--- start of SOURCE EXCERPT ---
The detectors in the focal plane are passively cooled to 170 K for reducing their sensitivity to radiations. A large box-shaped radiator provides the necessary radiative surface with the colder internal payload cavity at about 120 K. This radiator shields also the CCD against radiations and supports the Photometer prisms.

Fig. 8.

Front view of the Focal Plane Assembly

00243_PSISDG10567_105670M_page_4_2.jpg

The proximity electronics are located just behind the CCD detectors and are operated at room temperature. Their thermal control is ensured passively by the mean of an external radiator. The temperature gradient between the detectors and the proximity electronics is achieved through very efficient thermal shields that have been demonstrated in the FPA Technology Development contract.

The overall FPA is mounted isostatically under the optical bench. This ensures also a high thermal decoupling between the dissipative electronics and the stable optical bench.

The electrical architecture of the FPA is organised by rows along scan: all detectors are connected to corresponding Proximity Electronics Modules which get their power supply and clock distribution from one Interconnexion Module. This parallel architecture guarantees a safe redundancy scheme. The focal plane design and integration concept is thus very modular. In particular, should a failure happen during integration, a single detector and its proximity electronics can be replaced without disassembling the entire focal plane.

5.

VIDEO PROCESSING AND STORAGE

The Payload Data Handling System (PDHS) is implemented as a set of 7 parallel Video Processing Units (VPU) feeding a common solid state mass memory. The processing part of the PDHS presents a modular architecture which follows the FPA architecture. The PDHS units are integrated in the Service Module, outside the very stable payload cavity.

Fig. 9.

Payload electrical architecture

00243_PSISDG10567_105670M_page_5_1.jpg

The VPU are in charge of the star detection, discrimination from cosmic events, window allocation and propagation, confirmation, constitution of star packets and compression. A precise centroiding of bright stars is made in SM and AF1 CCDs, in order to determine the star velocities for monitoring the attitude control.

To evaluate the performances of the detection algorithm, a wide range of data has been processed that contains various densities of sky with faint and bright stars, multiple objects but also cosmic rays and ripples.
--- end of SOURCE EXCERPT ---
• [STATED TASK 1] Quote the focal plane excerpt from "To evaluate the" up to and including "rays and ripples.".
• [STATED TASK 2] In the focal plane excerpt, how many parallel Video Processing Units make up the Payload Data Handling System?
--- start of DATA ---
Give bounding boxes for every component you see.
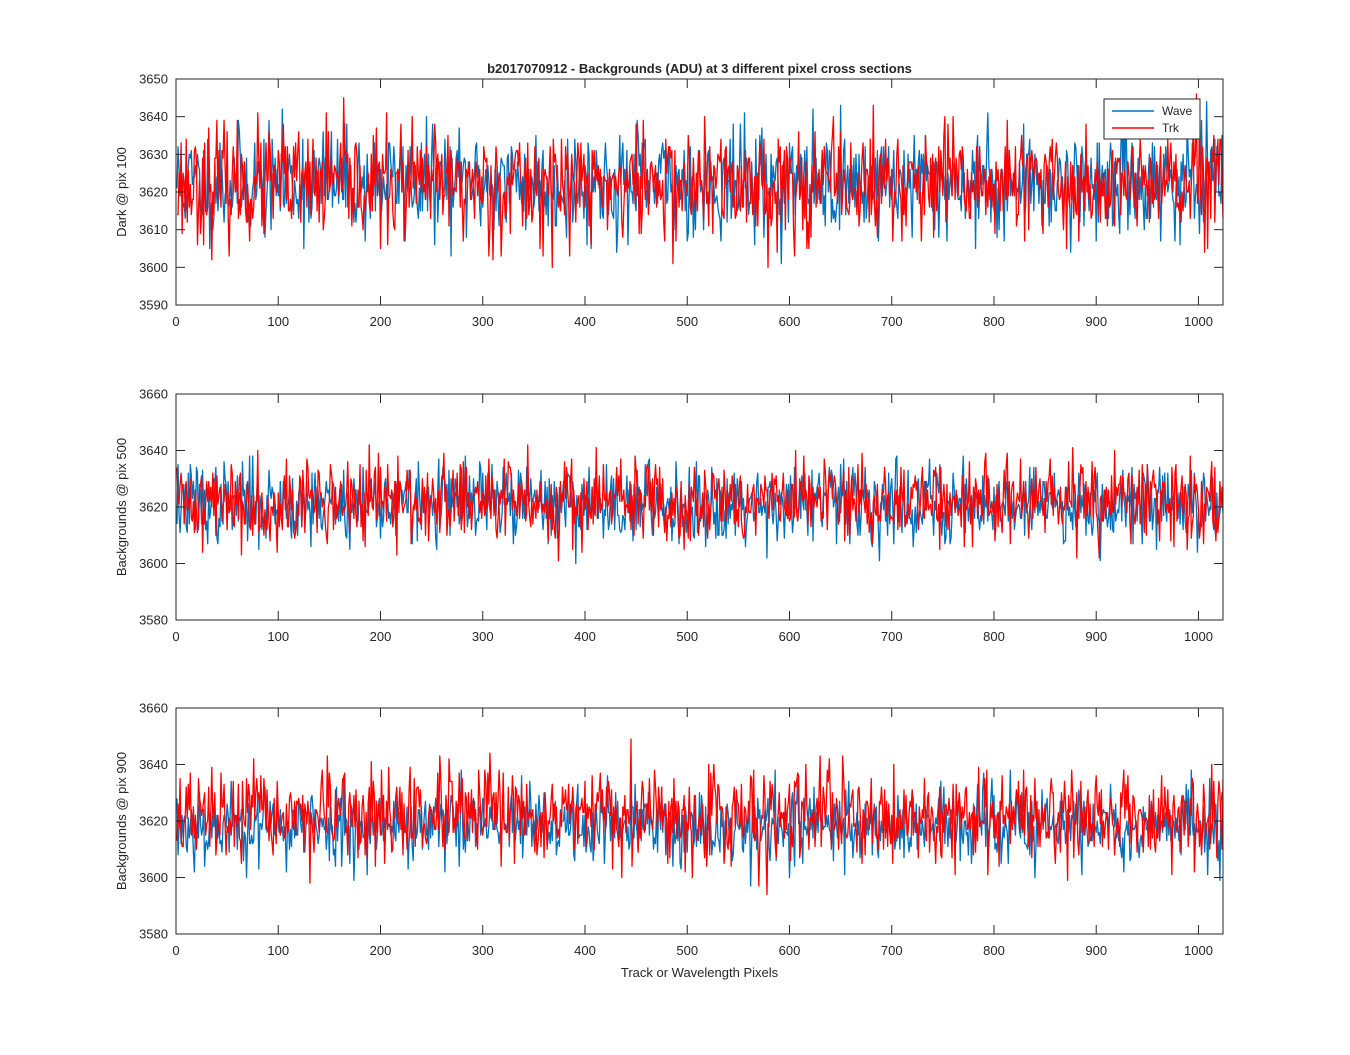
x-tick-label: 600 [779,943,801,958]
x-tick-label: 200 [370,629,392,644]
y-tick-label: 3660 [139,701,168,716]
y-axis-label: Backgrounds @ pix 900 [114,752,129,890]
series-line-trk [177,93,1223,268]
x-tick-label: 900 [1085,943,1107,958]
x-tick-label: 1000 [1184,314,1213,329]
y-tick-label: 3630 [139,147,168,162]
x-tick-label: 600 [779,629,801,644]
y-tick-label: 3600 [139,260,168,275]
x-tick-label: 700 [881,314,903,329]
x-tick-label: 900 [1085,314,1107,329]
x-tick-label: 0 [172,314,179,329]
series-line-wave [176,455,1223,565]
x-tick-label: 400 [574,629,596,644]
x-tick-label: 200 [370,314,392,329]
x-tick-label: 600 [779,314,801,329]
chart-panel-1: 0 100 200 300 400 500 600 700 800 900 1000 3590 3600… [114,61,1224,329]
y-tick-label: 3580 [139,613,168,628]
x-tick-label: 800 [983,943,1005,958]
x-tick-label: 0 [172,943,179,958]
y-tick-label: 3640 [139,109,168,124]
x-tick-label: 1000 [1184,943,1213,958]
x-tick-label: 100 [267,943,289,958]
y-tick-label: 3640 [139,757,168,772]
y-tick-label: 3620 [139,185,168,200]
y-axis-label: Dark @ pix 100 [114,147,129,237]
chart-panel-3: 0 100 200 300 400 500 600 700 800 900 1000 3580 3600… [114,701,1224,980]
x-tick-label: 300 [472,314,494,329]
x-tick-label: 700 [881,943,903,958]
chart-title: b2017070912 - Backgrounds (ADU) at 3 dif… [487,61,912,76]
x-tick-label: 200 [370,943,392,958]
legend-label-wave: Wave [1162,104,1193,118]
x-tick-label: 100 [267,629,289,644]
y-tick-label: 3620 [139,814,168,829]
x-tick-label: 900 [1085,629,1107,644]
y-tick-label: 3620 [139,500,168,515]
y-tick-label: 3600 [139,870,168,885]
y-tick-label: 3580 [139,927,168,942]
y-tick-label: 3610 [139,222,168,237]
y-tick-label: 3640 [139,443,168,458]
y-tick-label: 3650 [139,72,168,87]
chart-panel-2: 0 100 200 300 400 500 600 700 800 900 1000 3580 3600… [114,387,1224,644]
legend-label-trk: Trk [1162,121,1180,135]
x-tick-label: 300 [472,629,494,644]
x-axis-label: Track or Wavelength Pixels [621,965,779,980]
y-axis-label: Backgrounds @ pix 500 [114,438,129,576]
y-tick-label: 3660 [139,387,168,402]
x-tick-label: 0 [172,629,179,644]
x-tick-label: 300 [472,943,494,958]
y-tick-label: 3590 [139,298,168,313]
x-tick-label: 500 [676,943,698,958]
x-tick-label: 400 [574,314,596,329]
x-tick-label: 700 [881,629,903,644]
x-tick-label: 500 [676,314,698,329]
legend: Wave Trk [1103,98,1201,140]
x-tick-label: 800 [983,629,1005,644]
x-tick-label: 100 [267,314,289,329]
legend-box [1103,98,1201,140]
x-tick-label: 800 [983,314,1005,329]
y-tick-label: 3600 [139,556,168,571]
x-tick-label: 1000 [1184,629,1213,644]
series-line-trk [176,738,1223,896]
x-tick-label: 400 [574,943,596,958]
series-line-trk [176,444,1223,562]
x-tick-label: 500 [676,629,698,644]
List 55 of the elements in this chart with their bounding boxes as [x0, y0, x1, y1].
--- end of DATA ---
• [FINAL RESULT 1]
To evaluate the performances of the detection algorithm, a wide range of data has been processed that contains various densities of sky with faint and bright stars, multiple objects but also cosmic rays and ripples.

• [FINAL RESULT 2] Seven.